■ **What you need to do**: Your job is to restate each entry word for word.

Dataset items:
========================
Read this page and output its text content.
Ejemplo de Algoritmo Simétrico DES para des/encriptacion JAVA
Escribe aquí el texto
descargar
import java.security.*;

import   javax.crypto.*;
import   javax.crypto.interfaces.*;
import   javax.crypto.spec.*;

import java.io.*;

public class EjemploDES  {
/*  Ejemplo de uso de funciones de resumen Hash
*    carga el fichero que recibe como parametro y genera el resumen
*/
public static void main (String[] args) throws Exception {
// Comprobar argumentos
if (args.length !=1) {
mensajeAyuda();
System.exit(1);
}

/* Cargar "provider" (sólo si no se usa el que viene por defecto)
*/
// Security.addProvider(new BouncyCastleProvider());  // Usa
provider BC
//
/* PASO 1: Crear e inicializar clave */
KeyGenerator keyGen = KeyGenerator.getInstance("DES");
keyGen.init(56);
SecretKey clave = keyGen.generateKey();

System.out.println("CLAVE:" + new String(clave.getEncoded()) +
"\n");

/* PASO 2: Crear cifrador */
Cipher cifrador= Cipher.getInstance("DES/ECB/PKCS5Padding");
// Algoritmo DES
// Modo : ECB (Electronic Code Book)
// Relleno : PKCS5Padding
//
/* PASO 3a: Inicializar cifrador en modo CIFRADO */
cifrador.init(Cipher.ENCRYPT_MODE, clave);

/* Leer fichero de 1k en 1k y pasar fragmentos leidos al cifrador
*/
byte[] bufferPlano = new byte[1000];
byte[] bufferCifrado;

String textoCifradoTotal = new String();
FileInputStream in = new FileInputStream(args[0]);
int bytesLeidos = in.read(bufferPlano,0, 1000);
========================
■ **Output**:
Read this page and output its text content.
Ejemplo de Algoritmo Simétrico DES para des/encriptacion JAVA
Escribe aquí el texto
descargar
import java.security.*;

import   javax.crypto.*;
import   javax.crypto.interfaces.*;
import   javax.crypto.spec.*;

import java.io.*;

public class EjemploDES  {
/*  Ejemplo de uso de funciones de resumen Hash
*    carga el fichero que recibe como parametro y genera el resumen
*/
public static void main (String[] args) throws Exception {
// Comprobar argumentos
if (args.length !=1) {
mensajeAyuda();
System.exit(1);
}

/* Cargar "provider" (sólo si no se usa el que viene por defecto)
*/
// Security.addProvider(new BouncyCastleProvider());  // Usa
provider BC
//
/* PASO 1: Crear e inicializar clave */
KeyGenerator keyGen = KeyGenerator.getInstance("DES");
keyGen.init(56);
SecretKey clave = keyGen.generateKey();

System.out.println("CLAVE:" + new String(clave.getEncoded()) +
"\n");

/* PASO 2: Crear cifrador */
Cipher cifrador= Cipher.getInstance("DES/ECB/PKCS5Padding");
// Algoritmo DES
// Modo : ECB (Electronic Code Book)
// Relleno : PKCS5Padding
//
/* PASO 3a: Inicializar cifrador en modo CIFRADO */
cifrador.init(Cipher.ENCRYPT_MODE, clave);

/* Leer fichero de 1k en 1k y pasar fragmentos leidos al cifrador
*/
byte[] bufferPlano = new byte[1000];
byte[] bufferCifrado;

String textoCifradoTotal = new String();
FileInputStream in = new FileInputStream(args[0]);
int bytesLeidos = in.read(bufferPlano,0, 1000);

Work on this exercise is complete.